◆ What is being asked ◆
The exercise asks you to copy every line below in which "piece" appears.
## START Records supplied
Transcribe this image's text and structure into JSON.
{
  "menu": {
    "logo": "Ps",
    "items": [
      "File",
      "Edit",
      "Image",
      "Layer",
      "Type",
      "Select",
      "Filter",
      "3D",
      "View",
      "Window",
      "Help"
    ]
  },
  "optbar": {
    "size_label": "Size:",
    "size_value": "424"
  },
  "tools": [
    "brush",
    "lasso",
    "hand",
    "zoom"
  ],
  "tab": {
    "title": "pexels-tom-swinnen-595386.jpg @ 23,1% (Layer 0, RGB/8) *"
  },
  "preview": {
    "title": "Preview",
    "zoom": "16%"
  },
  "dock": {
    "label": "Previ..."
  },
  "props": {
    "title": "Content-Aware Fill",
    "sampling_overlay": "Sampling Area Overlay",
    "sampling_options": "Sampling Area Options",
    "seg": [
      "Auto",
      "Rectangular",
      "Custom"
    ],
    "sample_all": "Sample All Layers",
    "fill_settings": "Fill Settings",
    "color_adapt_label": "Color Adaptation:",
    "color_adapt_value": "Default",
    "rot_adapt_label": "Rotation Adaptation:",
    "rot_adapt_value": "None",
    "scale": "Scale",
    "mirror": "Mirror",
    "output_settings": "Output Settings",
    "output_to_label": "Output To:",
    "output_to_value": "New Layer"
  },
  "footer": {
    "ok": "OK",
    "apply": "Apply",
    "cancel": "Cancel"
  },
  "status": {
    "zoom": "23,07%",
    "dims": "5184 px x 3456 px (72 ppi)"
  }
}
## END Records supplied
## START Records supplied
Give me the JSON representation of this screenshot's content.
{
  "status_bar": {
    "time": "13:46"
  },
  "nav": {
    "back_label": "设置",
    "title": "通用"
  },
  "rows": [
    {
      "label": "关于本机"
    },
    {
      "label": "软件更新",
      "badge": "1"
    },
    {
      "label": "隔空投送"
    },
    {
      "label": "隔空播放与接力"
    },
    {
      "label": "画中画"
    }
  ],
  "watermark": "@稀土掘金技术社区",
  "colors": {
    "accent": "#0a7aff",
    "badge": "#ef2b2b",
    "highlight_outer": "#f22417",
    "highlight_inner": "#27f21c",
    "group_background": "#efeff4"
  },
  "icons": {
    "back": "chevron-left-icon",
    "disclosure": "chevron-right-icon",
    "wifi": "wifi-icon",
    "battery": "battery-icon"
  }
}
## END Records supplied
## START Records supplied
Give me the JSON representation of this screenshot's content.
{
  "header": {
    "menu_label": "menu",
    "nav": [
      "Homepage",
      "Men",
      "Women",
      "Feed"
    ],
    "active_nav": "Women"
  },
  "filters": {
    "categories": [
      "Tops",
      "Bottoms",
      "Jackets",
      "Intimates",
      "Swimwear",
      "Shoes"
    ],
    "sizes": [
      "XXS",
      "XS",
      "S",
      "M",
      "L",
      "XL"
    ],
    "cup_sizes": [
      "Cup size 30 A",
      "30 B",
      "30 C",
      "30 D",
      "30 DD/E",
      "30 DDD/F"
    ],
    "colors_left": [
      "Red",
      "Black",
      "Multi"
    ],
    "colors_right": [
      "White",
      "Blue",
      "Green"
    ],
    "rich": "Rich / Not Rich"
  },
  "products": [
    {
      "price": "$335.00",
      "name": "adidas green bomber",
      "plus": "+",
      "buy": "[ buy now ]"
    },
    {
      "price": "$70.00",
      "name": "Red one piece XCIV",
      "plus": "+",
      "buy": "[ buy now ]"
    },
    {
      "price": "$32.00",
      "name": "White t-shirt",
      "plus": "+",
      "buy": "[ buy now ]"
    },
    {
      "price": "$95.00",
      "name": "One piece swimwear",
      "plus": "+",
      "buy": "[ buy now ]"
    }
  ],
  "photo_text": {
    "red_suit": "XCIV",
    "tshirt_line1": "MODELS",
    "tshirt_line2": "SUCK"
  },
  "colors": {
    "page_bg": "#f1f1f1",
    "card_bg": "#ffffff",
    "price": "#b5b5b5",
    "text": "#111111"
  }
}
## END Records supplied
◆ Answer ◆
      "name": "Red one piece XCIV",
      "name": "One piece swimwear",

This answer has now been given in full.